Requirement> Retype each record below word for word. Leave the pictures out.

Raw data>
┄┄┄┄┄┄┄┄┄┄

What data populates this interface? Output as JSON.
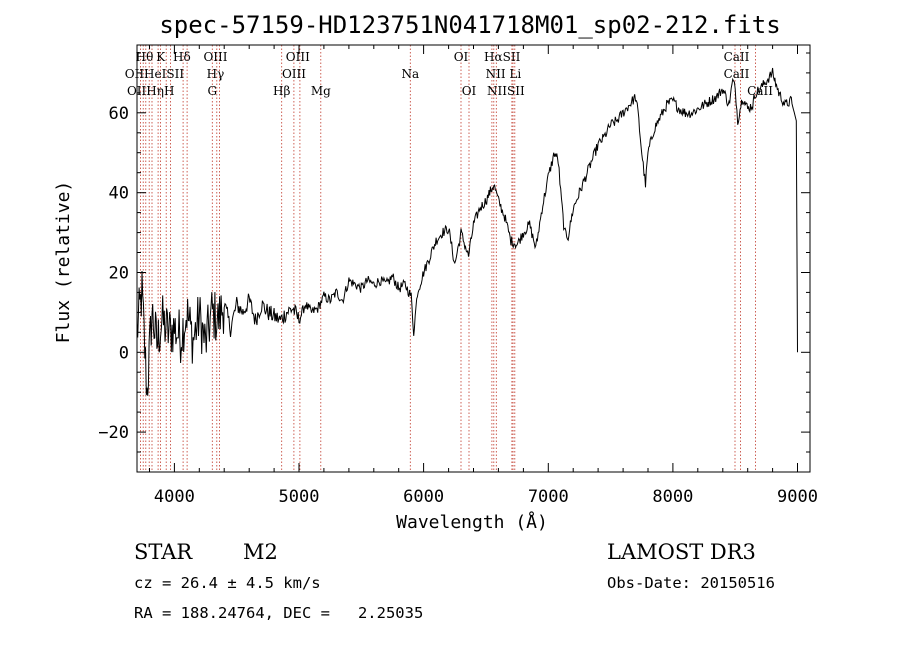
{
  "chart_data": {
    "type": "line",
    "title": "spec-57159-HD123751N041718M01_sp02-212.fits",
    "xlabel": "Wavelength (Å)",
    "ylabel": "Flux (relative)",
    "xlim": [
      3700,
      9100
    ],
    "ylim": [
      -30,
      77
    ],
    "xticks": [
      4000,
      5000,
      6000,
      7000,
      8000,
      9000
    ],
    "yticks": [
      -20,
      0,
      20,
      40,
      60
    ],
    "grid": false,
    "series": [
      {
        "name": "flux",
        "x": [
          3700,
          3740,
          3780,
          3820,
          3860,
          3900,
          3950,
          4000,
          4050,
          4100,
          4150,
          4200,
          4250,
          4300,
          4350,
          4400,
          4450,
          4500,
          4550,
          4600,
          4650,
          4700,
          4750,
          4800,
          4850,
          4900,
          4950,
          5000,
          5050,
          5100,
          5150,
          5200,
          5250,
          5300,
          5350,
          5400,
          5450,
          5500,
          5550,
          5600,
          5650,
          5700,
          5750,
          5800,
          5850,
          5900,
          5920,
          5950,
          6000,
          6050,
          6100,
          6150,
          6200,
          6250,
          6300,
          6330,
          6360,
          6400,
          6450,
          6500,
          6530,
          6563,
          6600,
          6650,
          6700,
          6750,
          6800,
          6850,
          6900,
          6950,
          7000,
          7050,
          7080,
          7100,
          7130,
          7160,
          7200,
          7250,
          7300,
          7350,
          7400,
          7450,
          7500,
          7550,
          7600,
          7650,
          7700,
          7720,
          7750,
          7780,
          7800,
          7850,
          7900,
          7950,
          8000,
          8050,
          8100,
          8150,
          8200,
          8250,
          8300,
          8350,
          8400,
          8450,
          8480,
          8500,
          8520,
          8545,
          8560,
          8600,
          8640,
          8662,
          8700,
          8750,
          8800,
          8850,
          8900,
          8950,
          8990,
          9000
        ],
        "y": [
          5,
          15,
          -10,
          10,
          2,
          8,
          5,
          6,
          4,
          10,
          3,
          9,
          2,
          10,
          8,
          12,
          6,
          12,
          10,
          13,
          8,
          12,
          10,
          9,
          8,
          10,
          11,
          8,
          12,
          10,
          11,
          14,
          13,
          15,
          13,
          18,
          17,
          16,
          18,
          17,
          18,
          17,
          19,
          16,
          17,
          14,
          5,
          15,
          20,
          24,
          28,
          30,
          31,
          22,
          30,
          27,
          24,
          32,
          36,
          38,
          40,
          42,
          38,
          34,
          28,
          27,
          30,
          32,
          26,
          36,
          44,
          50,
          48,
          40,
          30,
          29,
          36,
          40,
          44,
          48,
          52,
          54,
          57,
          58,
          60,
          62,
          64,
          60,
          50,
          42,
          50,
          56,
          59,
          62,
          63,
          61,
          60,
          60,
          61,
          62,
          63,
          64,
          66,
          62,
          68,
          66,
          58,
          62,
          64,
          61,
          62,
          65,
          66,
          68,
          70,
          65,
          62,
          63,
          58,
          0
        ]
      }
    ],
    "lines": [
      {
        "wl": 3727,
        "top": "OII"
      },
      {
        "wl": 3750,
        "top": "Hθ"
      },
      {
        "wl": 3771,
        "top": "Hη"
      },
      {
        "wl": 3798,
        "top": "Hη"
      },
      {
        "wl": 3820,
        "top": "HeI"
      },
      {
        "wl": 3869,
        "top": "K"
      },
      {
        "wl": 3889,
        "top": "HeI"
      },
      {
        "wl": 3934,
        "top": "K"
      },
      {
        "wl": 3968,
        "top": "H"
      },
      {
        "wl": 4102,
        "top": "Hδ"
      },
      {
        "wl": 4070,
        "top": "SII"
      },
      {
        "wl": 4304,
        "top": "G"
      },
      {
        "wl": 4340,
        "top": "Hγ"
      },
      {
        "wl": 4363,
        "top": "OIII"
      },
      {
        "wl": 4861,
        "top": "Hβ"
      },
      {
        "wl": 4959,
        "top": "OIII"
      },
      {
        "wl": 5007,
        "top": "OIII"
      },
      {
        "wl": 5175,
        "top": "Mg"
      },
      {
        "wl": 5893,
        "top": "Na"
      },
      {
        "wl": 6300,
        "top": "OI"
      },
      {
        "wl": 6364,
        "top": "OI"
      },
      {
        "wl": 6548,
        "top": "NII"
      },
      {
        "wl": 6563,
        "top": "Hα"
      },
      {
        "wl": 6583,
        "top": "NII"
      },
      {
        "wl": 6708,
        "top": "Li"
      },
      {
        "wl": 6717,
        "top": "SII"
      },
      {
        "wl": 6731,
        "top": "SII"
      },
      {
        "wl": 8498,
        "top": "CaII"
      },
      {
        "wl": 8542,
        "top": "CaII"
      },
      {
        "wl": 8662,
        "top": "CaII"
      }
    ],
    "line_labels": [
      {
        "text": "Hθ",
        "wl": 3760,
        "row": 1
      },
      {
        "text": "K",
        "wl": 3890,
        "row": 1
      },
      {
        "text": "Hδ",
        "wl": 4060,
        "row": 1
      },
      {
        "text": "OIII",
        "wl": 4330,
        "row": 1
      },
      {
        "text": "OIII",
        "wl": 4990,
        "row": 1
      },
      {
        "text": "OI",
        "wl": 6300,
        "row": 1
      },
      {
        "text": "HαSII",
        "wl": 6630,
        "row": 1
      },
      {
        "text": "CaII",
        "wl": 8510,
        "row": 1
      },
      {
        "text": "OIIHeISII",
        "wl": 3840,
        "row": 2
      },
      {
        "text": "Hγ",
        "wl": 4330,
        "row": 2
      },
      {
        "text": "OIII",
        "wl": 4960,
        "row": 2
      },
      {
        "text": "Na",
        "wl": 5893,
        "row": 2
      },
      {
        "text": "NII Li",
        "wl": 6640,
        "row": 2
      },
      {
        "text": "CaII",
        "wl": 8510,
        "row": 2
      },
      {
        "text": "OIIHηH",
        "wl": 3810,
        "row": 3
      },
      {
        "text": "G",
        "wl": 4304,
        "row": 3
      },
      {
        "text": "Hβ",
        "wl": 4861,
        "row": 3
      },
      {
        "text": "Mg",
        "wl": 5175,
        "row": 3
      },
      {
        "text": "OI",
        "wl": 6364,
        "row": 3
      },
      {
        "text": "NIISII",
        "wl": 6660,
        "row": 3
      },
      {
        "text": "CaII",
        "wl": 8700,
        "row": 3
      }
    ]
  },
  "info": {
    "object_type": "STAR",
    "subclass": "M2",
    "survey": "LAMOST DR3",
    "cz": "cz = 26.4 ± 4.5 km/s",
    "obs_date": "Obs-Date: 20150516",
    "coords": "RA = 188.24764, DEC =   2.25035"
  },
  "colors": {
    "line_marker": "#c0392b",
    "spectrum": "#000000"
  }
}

┄┄┄┄┄┄┄┄┄┄

Solution>
What data populates this interface? Output as JSON.
{
  "chart_data": {
    "type": "line",
    "title": "spec-57159-HD123751N041718M01_sp02-212.fits",
    "xlabel": "Wavelength (Å)",
    "ylabel": "Flux (relative)",
    "xlim": [
      3700,
      9100
    ],
    "ylim": [
      -30,
      77
    ],
    "xticks": [
      4000,
      5000,
      6000,
      7000,
      8000,
      9000
    ],
    "yticks": [
      -20,
      0,
      20,
      40,
      60
    ],
    "grid": false,
    "series": [
      {
        "name": "flux",
        "x": [
          3700,
          3740,
          3780,
          3820,
          3860,
          3900,
          3950,
          4000,
          4050,
          4100,
          4150,
          4200,
          4250,
          4300,
          4350,
          4400,
          4450,
          4500,
          4550,
          4600,
          4650,
          4700,
          4750,
          4800,
          4850,
          4900,
          4950,
          5000,
          5050,
          5100,
          5150,
          5200,
          5250,
          5300,
          5350,
          5400,
          5450,
          5500,
          5550,
          5600,
          5650,
          5700,
          5750,
          5800,
          5850,
          5900,
          5920,
          5950,
          6000,
          6050,
          6100,
          6150,
          6200,
          6250,
          6300,
          6330,
          6360,
          6400,
          6450,
          6500,
          6530,
          6563,
          6600,
          6650,
          6700,
          6750,
          6800,
          6850,
          6900,
          6950,
          7000,
          7050,
          7080,
          7100,
          7130,
          7160,
          7200,
          7250,
          7300,
          7350,
          7400,
          7450,
          7500,
          7550,
          7600,
          7650,
          7700,
          7720,
          7750,
          7780,
          7800,
          7850,
          7900,
          7950,
          8000,
          8050,
          8100,
          8150,
          8200,
          8250,
          8300,
          8350,
          8400,
          8450,
          8480,
          8500,
          8520,
          8545,
          8560,
          8600,
          8640,
          8662,
          8700,
          8750,
          8800,
          8850,
          8900,
          8950,
          8990,
          9000
        ],
        "y": [
          5,
          15,
          -10,
          10,
          2,
          8,
          5,
          6,
          4,
          10,
          3,
          9,
          2,
          10,
          8,
          12,
          6,
          12,
          10,
          13,
          8,
          12,
          10,
          9,
          8,
          10,
          11,
          8,
          12,
          10,
          11,
          14,
          13,
          15,
          13,
          18,
          17,
          16,
          18,
          17,
          18,
          17,
          19,
          16,
          17,
          14,
          5,
          15,
          20,
          24,
          28,
          30,
          31,
          22,
          30,
          27,
          24,
          32,
          36,
          38,
          40,
          42,
          38,
          34,
          28,
          27,
          30,
          32,
          26,
          36,
          44,
          50,
          48,
          40,
          30,
          29,
          36,
          40,
          44,
          48,
          52,
          54,
          57,
          58,
          60,
          62,
          64,
          60,
          50,
          42,
          50,
          56,
          59,
          62,
          63,
          61,
          60,
          60,
          61,
          62,
          63,
          64,
          66,
          62,
          68,
          66,
          58,
          62,
          64,
          61,
          62,
          65,
          66,
          68,
          70,
          65,
          62,
          63,
          58,
          0
        ]
      }
    ],
    "lines": [
      {
        "wl": 3727,
        "top": "OII"
      },
      {
        "wl": 3750,
        "top": "Hθ"
      },
      {
        "wl": 3771,
        "top": "Hη"
      },
      {
        "wl": 3798,
        "top": "Hη"
      },
      {
        "wl": 3820,
        "top": "HeI"
      },
      {
        "wl": 3869,
        "top": "K"
      },
      {
        "wl": 3889,
        "top": "HeI"
      },
      {
        "wl": 3934,
        "top": "K"
      },
      {
        "wl": 3968,
        "top": "H"
      },
      {
        "wl": 4102,
        "top": "Hδ"
      },
      {
        "wl": 4070,
        "top": "SII"
      },
      {
        "wl": 4304,
        "top": "G"
      },
      {
        "wl": 4340,
        "top": "Hγ"
      },
      {
        "wl": 4363,
        "top": "OIII"
      },
      {
        "wl": 4861,
        "top": "Hβ"
      },
      {
        "wl": 4959,
        "top": "OIII"
      },
      {
        "wl": 5007,
        "top": "OIII"
      },
      {
        "wl": 5175,
        "top": "Mg"
      },
      {
        "wl": 5893,
        "top": "Na"
      },
      {
        "wl": 6300,
        "top": "OI"
      },
      {
        "wl": 6364,
        "top": "OI"
      },
      {
        "wl": 6548,
        "top": "NII"
      },
      {
        "wl": 6563,
        "top": "Hα"
      },
      {
        "wl": 6583,
        "top": "NII"
      },
      {
        "wl": 6708,
        "top": "Li"
      },
      {
        "wl": 6717,
        "top": "SII"
      },
      {
        "wl": 6731,
        "top": "SII"
      },
      {
        "wl": 8498,
        "top": "CaII"
      },
      {
        "wl": 8542,
        "top": "CaII"
      },
      {
        "wl": 8662,
        "top": "CaII"
      }
    ],
    "line_labels": [
      {
        "text": "Hθ",
        "wl": 3760,
        "row": 1
      },
      {
        "text": "K",
        "wl": 3890,
        "row": 1
      },
      {
        "text": "Hδ",
        "wl": 4060,
        "row": 1
      },
      {
        "text": "OIII",
        "wl": 4330,
        "row": 1
      },
      {
        "text": "OIII",
        "wl": 4990,
        "row": 1
      },
      {
        "text": "OI",
        "wl": 6300,
        "row": 1
      },
      {
        "text": "HαSII",
        "wl": 6630,
        "row": 1
      },
      {
        "text": "CaII",
        "wl": 8510,
        "row": 1
      },
      {
        "text": "OIIHeISII",
        "wl": 3840,
        "row": 2
      },
      {
        "text": "Hγ",
        "wl": 4330,
        "row": 2
      },
      {
        "text": "OIII",
        "wl": 4960,
        "row": 2
      },
      {
        "text": "Na",
        "wl": 5893,
        "row": 2
      },
      {
        "text": "NII Li",
        "wl": 6640,
        "row": 2
      },
      {
        "text": "CaII",
        "wl": 8510,
        "row": 2
      },
      {
        "text": "OIIHηH",
        "wl": 3810,
        "row": 3
      },
      {
        "text": "G",
        "wl": 4304,
        "row": 3
      },
      {
        "text": "Hβ",
        "wl": 4861,
        "row": 3
      },
      {
        "text": "Mg",
        "wl": 5175,
        "row": 3
      },
      {
        "text": "OI",
        "wl": 6364,
        "row": 3
      },
      {
        "text": "NIISII",
        "wl": 6660,
        "row": 3
      },
      {
        "text": "CaII",
        "wl": 8700,
        "row": 3
      }
    ]
  },
  "info": {
    "object_type": "STAR",
    "subclass": "M2",
    "survey": "LAMOST DR3",
    "cz": "cz = 26.4 ± 4.5 km/s",
    "obs_date": "Obs-Date: 20150516",
    "coords": "RA = 188.24764, DEC =   2.25035"
  },
  "colors": {
    "line_marker": "#c0392b",
    "spectrum": "#000000"
  }
}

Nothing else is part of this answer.